— Source records —
★ ★ ★

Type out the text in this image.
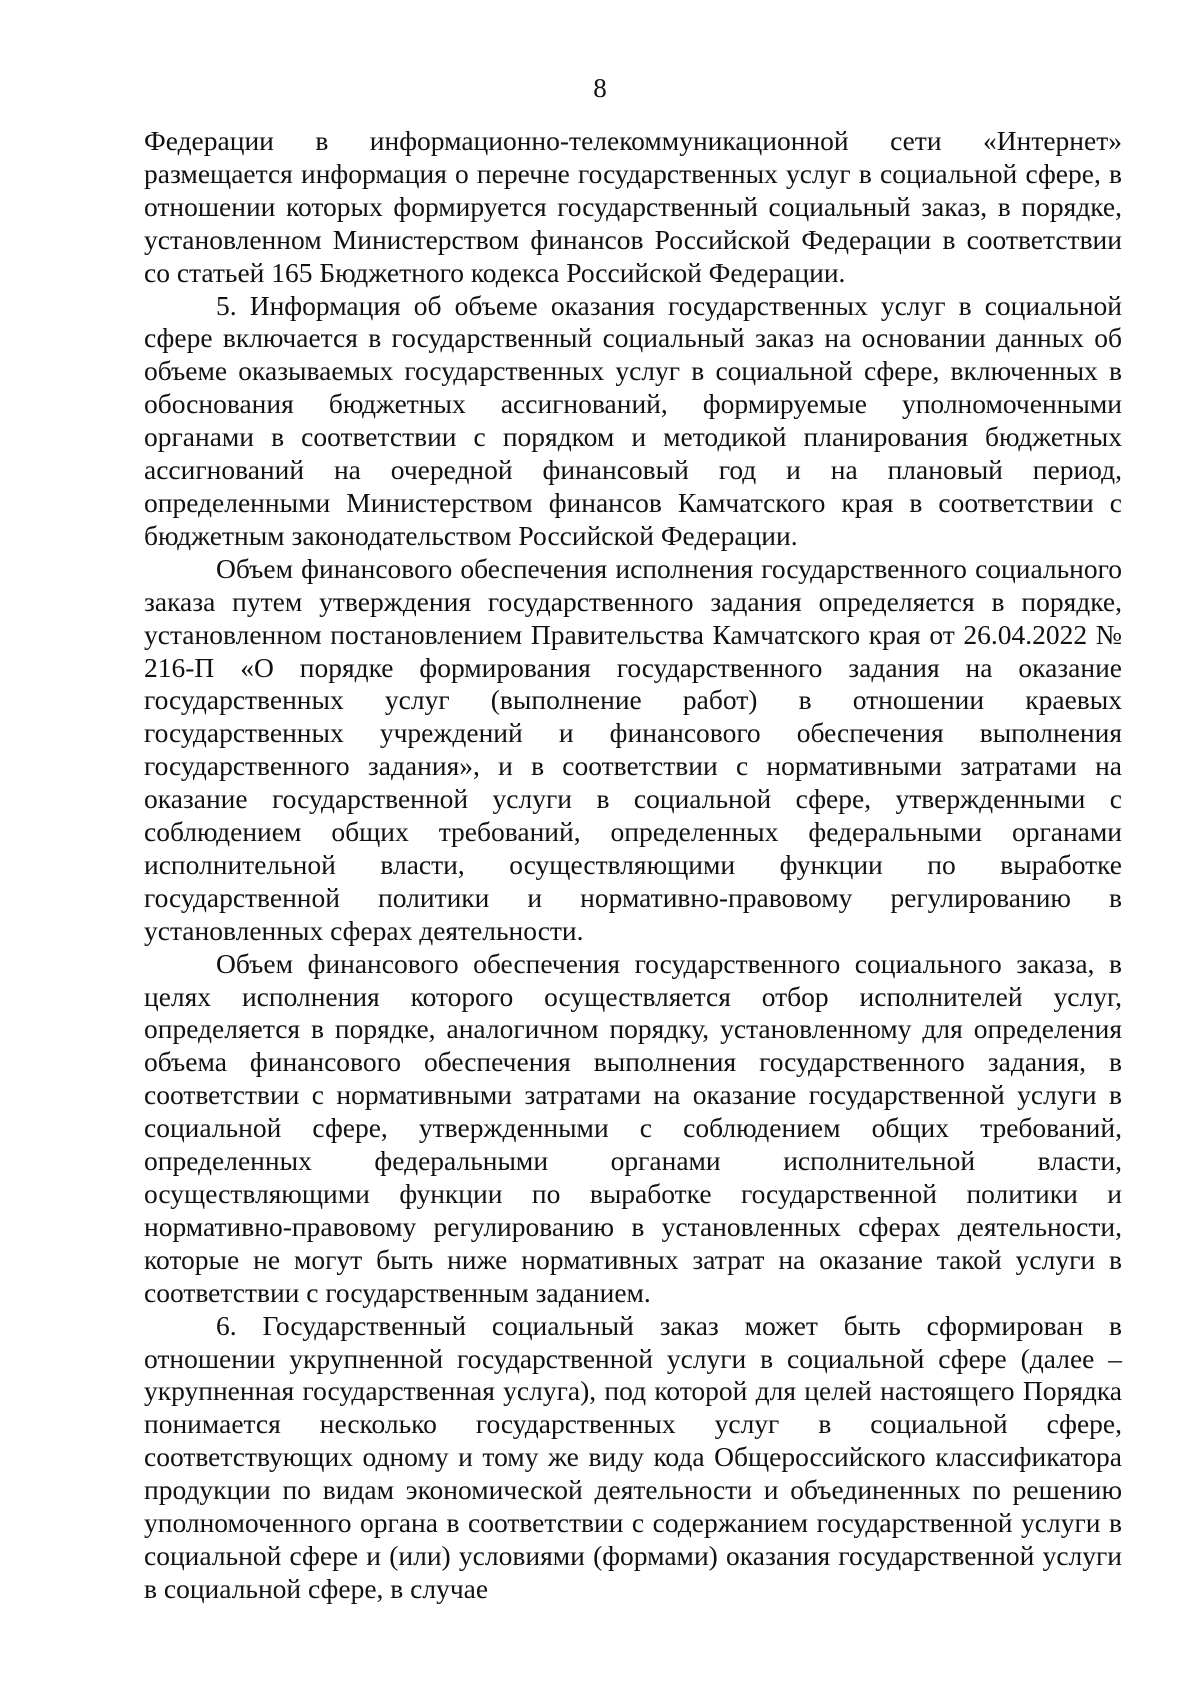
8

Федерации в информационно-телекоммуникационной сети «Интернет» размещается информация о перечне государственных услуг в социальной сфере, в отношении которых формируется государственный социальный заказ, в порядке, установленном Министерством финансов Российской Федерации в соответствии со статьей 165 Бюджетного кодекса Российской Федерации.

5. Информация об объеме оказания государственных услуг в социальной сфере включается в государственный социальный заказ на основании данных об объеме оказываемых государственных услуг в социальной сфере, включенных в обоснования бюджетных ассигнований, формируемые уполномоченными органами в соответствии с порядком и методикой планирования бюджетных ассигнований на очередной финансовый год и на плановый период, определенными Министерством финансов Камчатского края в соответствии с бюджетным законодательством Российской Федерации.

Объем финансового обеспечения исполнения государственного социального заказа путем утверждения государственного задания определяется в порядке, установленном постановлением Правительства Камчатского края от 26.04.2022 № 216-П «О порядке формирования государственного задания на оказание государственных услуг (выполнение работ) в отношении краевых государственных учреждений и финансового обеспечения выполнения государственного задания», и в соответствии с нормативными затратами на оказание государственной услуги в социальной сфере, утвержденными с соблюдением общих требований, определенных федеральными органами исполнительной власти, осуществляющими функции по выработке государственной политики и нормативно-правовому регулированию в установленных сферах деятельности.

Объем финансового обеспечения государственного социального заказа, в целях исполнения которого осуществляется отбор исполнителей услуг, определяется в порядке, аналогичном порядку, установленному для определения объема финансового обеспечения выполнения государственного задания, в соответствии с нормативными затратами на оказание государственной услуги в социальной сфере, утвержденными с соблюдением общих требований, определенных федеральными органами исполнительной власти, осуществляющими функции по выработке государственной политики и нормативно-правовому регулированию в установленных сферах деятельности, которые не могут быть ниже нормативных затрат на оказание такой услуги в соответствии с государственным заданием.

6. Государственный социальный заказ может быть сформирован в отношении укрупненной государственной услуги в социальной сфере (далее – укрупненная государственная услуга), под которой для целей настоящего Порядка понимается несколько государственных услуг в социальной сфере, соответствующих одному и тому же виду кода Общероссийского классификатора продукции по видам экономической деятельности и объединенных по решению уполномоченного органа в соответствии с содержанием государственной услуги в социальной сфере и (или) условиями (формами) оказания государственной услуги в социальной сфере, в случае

★ ★ ★

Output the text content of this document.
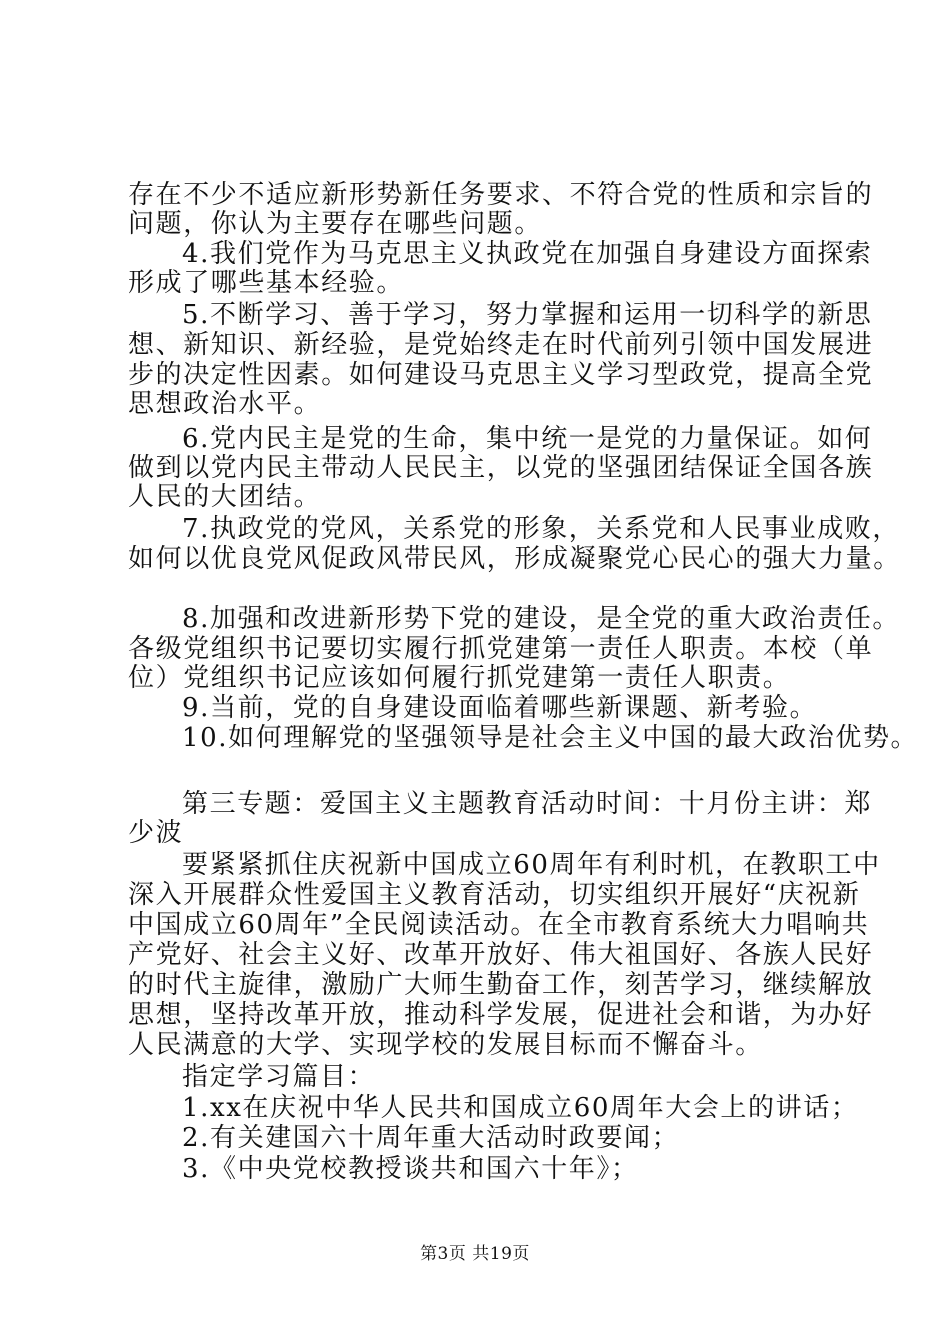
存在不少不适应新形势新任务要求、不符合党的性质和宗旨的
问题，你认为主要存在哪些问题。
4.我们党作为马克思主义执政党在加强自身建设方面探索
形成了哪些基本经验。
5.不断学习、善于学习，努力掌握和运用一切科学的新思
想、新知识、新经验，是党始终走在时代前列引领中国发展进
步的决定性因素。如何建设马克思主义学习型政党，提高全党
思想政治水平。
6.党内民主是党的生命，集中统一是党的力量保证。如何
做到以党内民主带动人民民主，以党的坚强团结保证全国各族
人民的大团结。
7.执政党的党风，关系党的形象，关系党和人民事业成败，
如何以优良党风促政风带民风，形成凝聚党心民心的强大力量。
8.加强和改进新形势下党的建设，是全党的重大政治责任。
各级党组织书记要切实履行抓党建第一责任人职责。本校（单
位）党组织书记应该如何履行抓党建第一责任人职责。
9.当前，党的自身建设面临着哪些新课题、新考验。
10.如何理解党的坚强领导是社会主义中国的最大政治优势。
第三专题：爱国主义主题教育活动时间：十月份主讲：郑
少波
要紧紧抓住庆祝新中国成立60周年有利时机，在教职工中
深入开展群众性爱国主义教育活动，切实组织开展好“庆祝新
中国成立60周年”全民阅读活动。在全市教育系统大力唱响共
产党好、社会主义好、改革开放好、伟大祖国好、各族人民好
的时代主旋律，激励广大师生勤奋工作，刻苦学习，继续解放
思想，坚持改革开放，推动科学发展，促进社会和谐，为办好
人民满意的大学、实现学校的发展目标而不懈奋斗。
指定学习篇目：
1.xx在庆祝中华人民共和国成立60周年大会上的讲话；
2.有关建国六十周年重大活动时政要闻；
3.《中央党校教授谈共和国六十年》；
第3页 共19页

★ ★ ★

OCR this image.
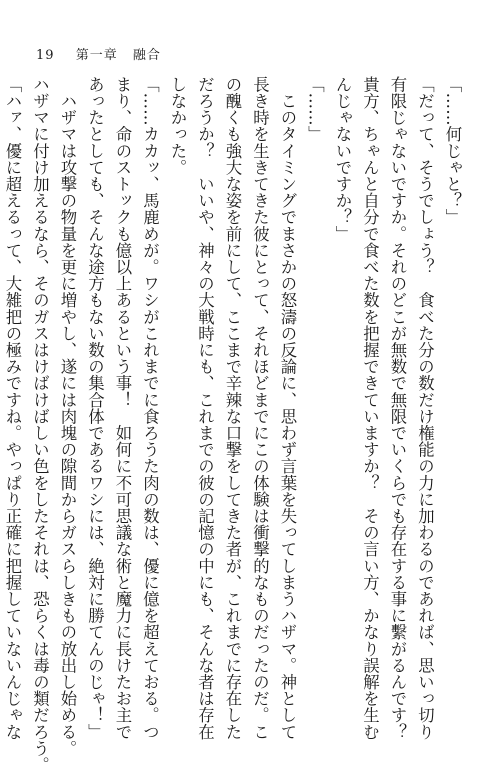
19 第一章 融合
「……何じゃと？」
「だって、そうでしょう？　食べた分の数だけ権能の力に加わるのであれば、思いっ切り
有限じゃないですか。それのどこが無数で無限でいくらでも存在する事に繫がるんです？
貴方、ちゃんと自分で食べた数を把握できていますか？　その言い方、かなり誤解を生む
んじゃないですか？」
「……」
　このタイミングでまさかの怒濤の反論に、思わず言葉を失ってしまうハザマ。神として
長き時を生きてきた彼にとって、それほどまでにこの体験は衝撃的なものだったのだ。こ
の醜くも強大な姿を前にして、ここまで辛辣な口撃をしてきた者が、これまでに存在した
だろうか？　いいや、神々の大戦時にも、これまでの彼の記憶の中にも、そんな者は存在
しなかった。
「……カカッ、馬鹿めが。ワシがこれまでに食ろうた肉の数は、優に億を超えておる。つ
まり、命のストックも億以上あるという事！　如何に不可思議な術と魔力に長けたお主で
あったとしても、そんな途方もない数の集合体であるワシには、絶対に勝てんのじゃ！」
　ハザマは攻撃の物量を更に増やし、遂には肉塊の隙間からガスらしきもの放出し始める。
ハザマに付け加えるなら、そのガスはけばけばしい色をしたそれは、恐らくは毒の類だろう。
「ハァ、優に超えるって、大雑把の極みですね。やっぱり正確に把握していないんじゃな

★ ★ ★

— Stated problem —
From the records above, copy every line that holds the word "image".

— Answer in full —
Type out the text in this image.
OCR this image.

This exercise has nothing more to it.